Dataset excerpts
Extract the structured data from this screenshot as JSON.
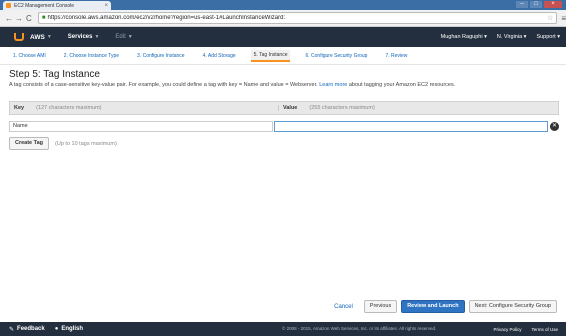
{
  "browser": {
    "tab_title": "EC2 Management Console",
    "tab_close": "×",
    "win_min": "–",
    "win_max": "□",
    "win_close": "×",
    "back": "←",
    "forward": "→",
    "reload": "C",
    "url": "https://console.aws.amazon.com/ec2/v2/home?region=us-east-1#LaunchInstanceWizard:",
    "star": "☆",
    "menu": "≡"
  },
  "topnav": {
    "brand": "AWS",
    "services": "Services",
    "edit": "Edit",
    "user": "Mughan Raguphi",
    "region": "N. Virginia",
    "support": "Support"
  },
  "steps": [
    {
      "label": "1. Choose AMI"
    },
    {
      "label": "2. Choose Instance Type"
    },
    {
      "label": "3. Configure Instance"
    },
    {
      "label": "4. Add Storage"
    },
    {
      "label": "5. Tag Instance"
    },
    {
      "label": "6. Configure Security Group"
    },
    {
      "label": "7. Review"
    }
  ],
  "page": {
    "title": "Step 5: Tag Instance",
    "desc_before": "A tag consists of a case-sensitive key-value pair. For example, you could define a tag with key = Name and value = Webserver. ",
    "desc_link": "Learn more",
    "desc_after": " about tagging your Amazon EC2 resources."
  },
  "table": {
    "key_header": "Key",
    "key_hint": "(127 characters maximum)",
    "value_header": "Value",
    "value_hint": "(255 characters maximum)",
    "rows": [
      {
        "key": "Name",
        "value": ""
      }
    ],
    "delete_glyph": "✕"
  },
  "create": {
    "button": "Create Tag",
    "hint": "(Up to 10 tags maximum)"
  },
  "actions": {
    "cancel": "Cancel",
    "previous": "Previous",
    "review": "Review and Launch",
    "next": "Next: Configure Security Group"
  },
  "footer": {
    "feedback": "Feedback",
    "language": "English",
    "copyright": "© 2008 - 2015, Amazon Web Services, Inc. or its affiliates. All rights reserved.",
    "privacy": "Privacy Policy",
    "terms": "Terms of Use"
  },
  "colors": {
    "aws_orange": "#f7931e",
    "nav_dark": "#232f3e",
    "primary_blue": "#2f73c3",
    "link_blue": "#1166bb"
  }
}
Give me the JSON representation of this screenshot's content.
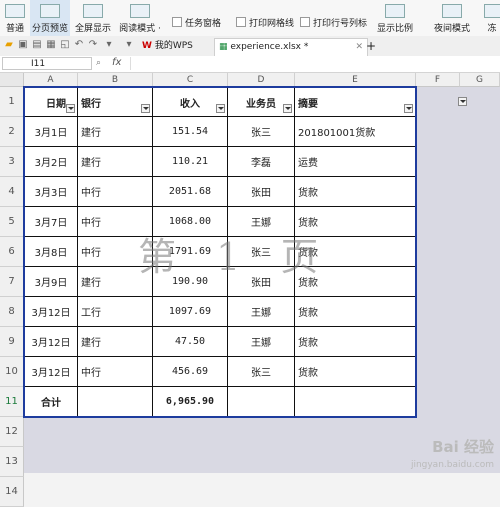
{
  "ribbon": {
    "buttons": [
      {
        "label": "普通"
      },
      {
        "label": "分页预览"
      },
      {
        "label": "全屏显示"
      },
      {
        "label": "阅读模式 ·"
      },
      {
        "label": "显示比例"
      },
      {
        "label": "夜间模式"
      },
      {
        "label": "冻"
      }
    ],
    "checkboxes": [
      {
        "label": "任务窗格"
      },
      {
        "label": "打印网格线"
      },
      {
        "label": "打印行号列标"
      }
    ]
  },
  "tabs": {
    "home": "我的WPS",
    "file": "experience.xlsx *",
    "add": "+"
  },
  "formula_bar": {
    "cell_ref": "I11",
    "fx": "fx"
  },
  "columns": [
    "A",
    "B",
    "C",
    "D",
    "E",
    "F",
    "G"
  ],
  "rows": [
    "1",
    "2",
    "3",
    "4",
    "5",
    "6",
    "7",
    "8",
    "9",
    "10",
    "11",
    "12",
    "13",
    "14"
  ],
  "table": {
    "headers": [
      "日期",
      "银行",
      "收入",
      "业务员",
      "摘要"
    ],
    "rows": [
      [
        "3月1日",
        "建行",
        "151.54",
        "张三",
        "201801001货款"
      ],
      [
        "3月2日",
        "建行",
        "110.21",
        "李磊",
        "运费"
      ],
      [
        "3月3日",
        "中行",
        "2051.68",
        "张田",
        "货款"
      ],
      [
        "3月7日",
        "中行",
        "1068.00",
        "王娜",
        "货款"
      ],
      [
        "3月8日",
        "中行",
        "1791.69",
        "张三",
        "货款"
      ],
      [
        "3月9日",
        "建行",
        "190.90",
        "张田",
        "货款"
      ],
      [
        "3月12日",
        "工行",
        "1097.69",
        "王娜",
        "货款"
      ],
      [
        "3月12日",
        "建行",
        "47.50",
        "王娜",
        "货款"
      ],
      [
        "3月12日",
        "中行",
        "456.69",
        "张三",
        "货款"
      ]
    ],
    "total_label": "合计",
    "total_value": "6,965.90"
  },
  "watermark": "第 1 页",
  "branding": {
    "logo": "Bai 经验",
    "url": "jingyan.baidu.com"
  }
}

**OBJECTIVE:** Retype every entry verbatim and exclude the pictures from the copy.

**FULL OUTPUT:**
Extract the structured data from this screenshot as JSON.
{
  "browser": {
    "tab_title": "EC2 Management Console",
    "tab_close": "×",
    "win_min": "–",
    "win_max": "□",
    "win_close": "×",
    "back": "←",
    "forward": "→",
    "reload": "C",
    "url": "https://console.aws.amazon.com/ec2/v2/home?region=us-east-1#LaunchInstanceWizard:",
    "star": "☆",
    "menu": "≡"
  },
  "topnav": {
    "brand": "AWS",
    "services": "Services",
    "edit": "Edit",
    "user": "Mughan Raguphi",
    "region": "N. Virginia",
    "support": "Support"
  },
  "steps": [
    {
      "label": "1. Choose AMI"
    },
    {
      "label": "2. Choose Instance Type"
    },
    {
      "label": "3. Configure Instance"
    },
    {
      "label": "4. Add Storage"
    },
    {
      "label": "5. Tag Instance"
    },
    {
      "label": "6. Configure Security Group"
    },
    {
      "label": "7. Review"
    }
  ],
  "page": {
    "title": "Step 5: Tag Instance",
    "desc_before": "A tag consists of a case-sensitive key-value pair. For example, you could define a tag with key = Name and value = Webserver. ",
    "desc_link": "Learn more",
    "desc_after": " about tagging your Amazon EC2 resources."
  },
  "table": {
    "key_header": "Key",
    "key_hint": "(127 characters maximum)",
    "value_header": "Value",
    "value_hint": "(255 characters maximum)",
    "rows": [
      {
        "key": "Name",
        "value": ""
      }
    ],
    "delete_glyph": "✕"
  },
  "create": {
    "button": "Create Tag",
    "hint": "(Up to 10 tags maximum)"
  },
  "actions": {
    "cancel": "Cancel",
    "previous": "Previous",
    "review": "Review and Launch",
    "next": "Next: Configure Security Group"
  },
  "footer": {
    "feedback": "Feedback",
    "language": "English",
    "copyright": "© 2008 - 2015, Amazon Web Services, Inc. or its affiliates. All rights reserved.",
    "privacy": "Privacy Policy",
    "terms": "Terms of Use"
  },
  "colors": {
    "aws_orange": "#f7931e",
    "nav_dark": "#232f3e",
    "primary_blue": "#2f73c3",
    "link_blue": "#1166bb"
  }
}
Give me the JSON representation of this screenshot's content.
{
  "ribbon": {
    "buttons": [
      {
        "label": "普通"
      },
      {
        "label": "分页预览"
      },
      {
        "label": "全屏显示"
      },
      {
        "label": "阅读模式 ·"
      },
      {
        "label": "显示比例"
      },
      {
        "label": "夜间模式"
      },
      {
        "label": "冻"
      }
    ],
    "checkboxes": [
      {
        "label": "任务窗格"
      },
      {
        "label": "打印网格线"
      },
      {
        "label": "打印行号列标"
      }
    ]
  },
  "tabs": {
    "home": "我的WPS",
    "file": "experience.xlsx *",
    "add": "+"
  },
  "formula_bar": {
    "cell_ref": "I11",
    "fx": "fx"
  },
  "columns": [
    "A",
    "B",
    "C",
    "D",
    "E",
    "F",
    "G"
  ],
  "rows": [
    "1",
    "2",
    "3",
    "4",
    "5",
    "6",
    "7",
    "8",
    "9",
    "10",
    "11",
    "12",
    "13",
    "14"
  ],
  "table": {
    "headers": [
      "日期",
      "银行",
      "收入",
      "业务员",
      "摘要"
    ],
    "rows": [
      [
        "3月1日",
        "建行",
        "151.54",
        "张三",
        "201801001货款"
      ],
      [
        "3月2日",
        "建行",
        "110.21",
        "李磊",
        "运费"
      ],
      [
        "3月3日",
        "中行",
        "2051.68",
        "张田",
        "货款"
      ],
      [
        "3月7日",
        "中行",
        "1068.00",
        "王娜",
        "货款"
      ],
      [
        "3月8日",
        "中行",
        "1791.69",
        "张三",
        "货款"
      ],
      [
        "3月9日",
        "建行",
        "190.90",
        "张田",
        "货款"
      ],
      [
        "3月12日",
        "工行",
        "1097.69",
        "王娜",
        "货款"
      ],
      [
        "3月12日",
        "建行",
        "47.50",
        "王娜",
        "货款"
      ],
      [
        "3月12日",
        "中行",
        "456.69",
        "张三",
        "货款"
      ]
    ],
    "total_label": "合计",
    "total_value": "6,965.90"
  },
  "watermark": "第 1 页",
  "branding": {
    "logo": "Bai 经验",
    "url": "jingyan.baidu.com"
  }
}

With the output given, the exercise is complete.